Task description
Give every line from the entries that contains "JSON".

(Records about charts and figures)
— START —

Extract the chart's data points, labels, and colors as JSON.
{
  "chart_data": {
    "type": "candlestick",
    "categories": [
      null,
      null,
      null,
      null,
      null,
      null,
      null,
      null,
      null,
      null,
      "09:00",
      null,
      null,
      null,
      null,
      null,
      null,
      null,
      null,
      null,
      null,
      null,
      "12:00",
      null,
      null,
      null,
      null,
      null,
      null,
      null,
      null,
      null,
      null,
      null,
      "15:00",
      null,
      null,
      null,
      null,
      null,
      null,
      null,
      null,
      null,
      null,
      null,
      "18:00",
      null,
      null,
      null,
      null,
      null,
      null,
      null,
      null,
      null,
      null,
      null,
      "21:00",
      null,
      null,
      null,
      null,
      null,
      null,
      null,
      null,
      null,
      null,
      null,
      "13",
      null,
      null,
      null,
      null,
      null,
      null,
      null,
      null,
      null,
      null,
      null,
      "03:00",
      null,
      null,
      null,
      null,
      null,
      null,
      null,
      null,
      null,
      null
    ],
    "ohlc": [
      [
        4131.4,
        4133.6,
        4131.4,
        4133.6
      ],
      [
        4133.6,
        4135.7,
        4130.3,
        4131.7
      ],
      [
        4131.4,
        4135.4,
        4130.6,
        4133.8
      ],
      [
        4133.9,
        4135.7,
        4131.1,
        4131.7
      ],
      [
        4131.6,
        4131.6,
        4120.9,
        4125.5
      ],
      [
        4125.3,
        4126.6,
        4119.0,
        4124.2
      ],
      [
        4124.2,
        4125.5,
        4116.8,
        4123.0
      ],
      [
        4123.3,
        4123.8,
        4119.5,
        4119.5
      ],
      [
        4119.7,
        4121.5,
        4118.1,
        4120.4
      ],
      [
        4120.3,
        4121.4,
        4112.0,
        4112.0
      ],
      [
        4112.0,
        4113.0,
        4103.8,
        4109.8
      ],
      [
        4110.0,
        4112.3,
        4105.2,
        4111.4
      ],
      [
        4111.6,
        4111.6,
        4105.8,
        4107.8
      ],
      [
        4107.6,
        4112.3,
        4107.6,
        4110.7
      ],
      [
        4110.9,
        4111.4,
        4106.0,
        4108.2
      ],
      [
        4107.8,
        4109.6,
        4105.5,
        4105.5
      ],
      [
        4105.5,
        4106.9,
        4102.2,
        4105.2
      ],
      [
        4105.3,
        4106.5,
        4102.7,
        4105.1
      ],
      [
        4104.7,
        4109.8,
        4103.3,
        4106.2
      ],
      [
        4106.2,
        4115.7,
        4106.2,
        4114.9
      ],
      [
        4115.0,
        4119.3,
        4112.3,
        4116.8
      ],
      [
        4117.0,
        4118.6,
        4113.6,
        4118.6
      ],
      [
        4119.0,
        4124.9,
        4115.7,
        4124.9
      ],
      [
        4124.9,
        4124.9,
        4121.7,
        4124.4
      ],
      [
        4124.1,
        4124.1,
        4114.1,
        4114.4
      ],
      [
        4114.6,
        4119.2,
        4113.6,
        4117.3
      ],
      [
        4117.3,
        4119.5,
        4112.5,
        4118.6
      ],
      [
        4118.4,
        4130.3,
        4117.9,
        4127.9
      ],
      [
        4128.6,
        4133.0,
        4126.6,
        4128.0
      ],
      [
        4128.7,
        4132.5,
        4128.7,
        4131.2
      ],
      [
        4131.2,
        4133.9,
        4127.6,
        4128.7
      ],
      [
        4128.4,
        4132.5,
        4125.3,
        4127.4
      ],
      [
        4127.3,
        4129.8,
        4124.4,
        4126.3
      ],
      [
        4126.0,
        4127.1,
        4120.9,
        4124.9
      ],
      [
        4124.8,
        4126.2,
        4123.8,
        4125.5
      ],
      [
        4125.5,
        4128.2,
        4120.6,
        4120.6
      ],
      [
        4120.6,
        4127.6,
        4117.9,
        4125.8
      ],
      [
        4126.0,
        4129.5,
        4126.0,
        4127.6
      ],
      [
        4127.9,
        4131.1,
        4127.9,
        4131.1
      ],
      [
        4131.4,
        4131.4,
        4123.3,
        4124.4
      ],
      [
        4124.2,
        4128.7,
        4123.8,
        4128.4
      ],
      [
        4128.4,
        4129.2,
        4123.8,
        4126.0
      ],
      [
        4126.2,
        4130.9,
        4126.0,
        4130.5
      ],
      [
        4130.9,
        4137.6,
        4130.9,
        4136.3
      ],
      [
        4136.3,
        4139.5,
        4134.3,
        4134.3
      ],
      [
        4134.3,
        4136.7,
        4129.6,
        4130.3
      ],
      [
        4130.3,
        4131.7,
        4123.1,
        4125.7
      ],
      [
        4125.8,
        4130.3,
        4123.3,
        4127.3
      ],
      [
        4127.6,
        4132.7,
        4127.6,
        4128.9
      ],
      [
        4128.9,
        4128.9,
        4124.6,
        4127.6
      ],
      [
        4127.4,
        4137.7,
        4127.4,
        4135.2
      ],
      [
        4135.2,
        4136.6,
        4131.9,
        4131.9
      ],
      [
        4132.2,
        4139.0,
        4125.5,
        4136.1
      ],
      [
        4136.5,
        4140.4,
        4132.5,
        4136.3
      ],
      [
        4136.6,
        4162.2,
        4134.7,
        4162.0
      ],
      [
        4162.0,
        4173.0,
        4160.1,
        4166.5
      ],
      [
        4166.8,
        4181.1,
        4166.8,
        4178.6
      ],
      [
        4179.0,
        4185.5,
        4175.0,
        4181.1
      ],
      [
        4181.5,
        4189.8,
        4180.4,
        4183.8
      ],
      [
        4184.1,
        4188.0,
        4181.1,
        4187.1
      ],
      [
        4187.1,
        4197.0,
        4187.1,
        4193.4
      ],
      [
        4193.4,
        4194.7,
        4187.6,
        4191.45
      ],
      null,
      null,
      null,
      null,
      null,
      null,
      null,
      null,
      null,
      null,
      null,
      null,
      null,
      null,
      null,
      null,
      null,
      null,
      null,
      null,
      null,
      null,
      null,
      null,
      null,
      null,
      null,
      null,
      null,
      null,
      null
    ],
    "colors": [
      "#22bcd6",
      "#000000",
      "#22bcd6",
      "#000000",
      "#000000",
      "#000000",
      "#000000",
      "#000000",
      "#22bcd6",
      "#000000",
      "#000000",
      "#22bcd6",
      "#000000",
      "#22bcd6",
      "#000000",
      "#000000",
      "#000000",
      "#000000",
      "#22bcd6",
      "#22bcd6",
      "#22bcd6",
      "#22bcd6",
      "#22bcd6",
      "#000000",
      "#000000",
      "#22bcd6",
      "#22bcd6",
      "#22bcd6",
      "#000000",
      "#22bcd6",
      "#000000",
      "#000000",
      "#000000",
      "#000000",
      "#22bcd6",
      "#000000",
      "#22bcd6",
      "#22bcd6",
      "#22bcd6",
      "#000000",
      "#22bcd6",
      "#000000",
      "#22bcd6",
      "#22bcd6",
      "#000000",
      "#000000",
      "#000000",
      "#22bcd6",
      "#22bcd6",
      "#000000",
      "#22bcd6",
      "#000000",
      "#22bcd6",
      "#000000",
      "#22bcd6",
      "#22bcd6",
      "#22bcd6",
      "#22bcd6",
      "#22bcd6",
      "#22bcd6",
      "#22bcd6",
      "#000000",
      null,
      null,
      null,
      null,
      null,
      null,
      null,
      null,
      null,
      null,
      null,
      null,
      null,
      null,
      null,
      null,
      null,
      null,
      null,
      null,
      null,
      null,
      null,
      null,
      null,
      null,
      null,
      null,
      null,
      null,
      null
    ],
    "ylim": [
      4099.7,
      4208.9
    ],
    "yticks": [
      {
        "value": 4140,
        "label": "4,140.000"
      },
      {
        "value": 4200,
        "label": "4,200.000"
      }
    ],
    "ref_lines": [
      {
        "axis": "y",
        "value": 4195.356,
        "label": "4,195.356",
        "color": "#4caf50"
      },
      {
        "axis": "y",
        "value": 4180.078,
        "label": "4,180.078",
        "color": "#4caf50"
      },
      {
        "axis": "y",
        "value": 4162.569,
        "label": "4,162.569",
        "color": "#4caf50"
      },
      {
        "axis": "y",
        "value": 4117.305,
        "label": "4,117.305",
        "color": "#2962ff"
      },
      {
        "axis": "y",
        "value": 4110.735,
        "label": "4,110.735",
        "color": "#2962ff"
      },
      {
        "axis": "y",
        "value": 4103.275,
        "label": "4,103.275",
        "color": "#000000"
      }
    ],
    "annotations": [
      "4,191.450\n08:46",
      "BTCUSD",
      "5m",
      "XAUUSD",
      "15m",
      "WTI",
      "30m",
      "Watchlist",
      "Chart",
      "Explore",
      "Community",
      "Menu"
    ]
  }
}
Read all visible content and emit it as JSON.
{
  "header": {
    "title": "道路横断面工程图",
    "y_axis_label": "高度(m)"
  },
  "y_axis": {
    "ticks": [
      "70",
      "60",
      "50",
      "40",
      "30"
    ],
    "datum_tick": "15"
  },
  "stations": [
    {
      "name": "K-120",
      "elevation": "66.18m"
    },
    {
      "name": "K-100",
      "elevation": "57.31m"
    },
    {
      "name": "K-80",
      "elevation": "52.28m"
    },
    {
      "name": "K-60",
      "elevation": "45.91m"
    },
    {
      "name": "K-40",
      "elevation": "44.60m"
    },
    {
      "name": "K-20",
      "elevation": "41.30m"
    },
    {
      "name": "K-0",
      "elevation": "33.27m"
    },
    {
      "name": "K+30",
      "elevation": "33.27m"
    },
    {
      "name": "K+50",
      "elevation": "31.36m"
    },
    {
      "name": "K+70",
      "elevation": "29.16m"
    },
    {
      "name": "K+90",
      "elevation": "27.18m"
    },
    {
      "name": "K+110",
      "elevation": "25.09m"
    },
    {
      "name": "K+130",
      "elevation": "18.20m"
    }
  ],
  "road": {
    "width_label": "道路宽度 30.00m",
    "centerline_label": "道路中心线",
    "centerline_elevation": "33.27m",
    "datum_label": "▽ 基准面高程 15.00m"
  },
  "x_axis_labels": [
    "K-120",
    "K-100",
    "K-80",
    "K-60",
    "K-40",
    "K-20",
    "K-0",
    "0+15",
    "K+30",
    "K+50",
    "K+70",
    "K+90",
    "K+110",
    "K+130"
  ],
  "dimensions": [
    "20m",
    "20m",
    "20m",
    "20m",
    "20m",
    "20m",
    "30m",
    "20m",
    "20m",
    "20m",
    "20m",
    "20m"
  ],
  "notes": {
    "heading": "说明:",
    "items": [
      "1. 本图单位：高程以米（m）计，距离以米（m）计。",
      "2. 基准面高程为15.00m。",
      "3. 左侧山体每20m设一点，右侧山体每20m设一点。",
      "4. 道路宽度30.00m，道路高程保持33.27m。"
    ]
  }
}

— END —

Exercise response
Extract the chart's data points, labels, and colors as JSON.
Read all visible content and emit it as JSON.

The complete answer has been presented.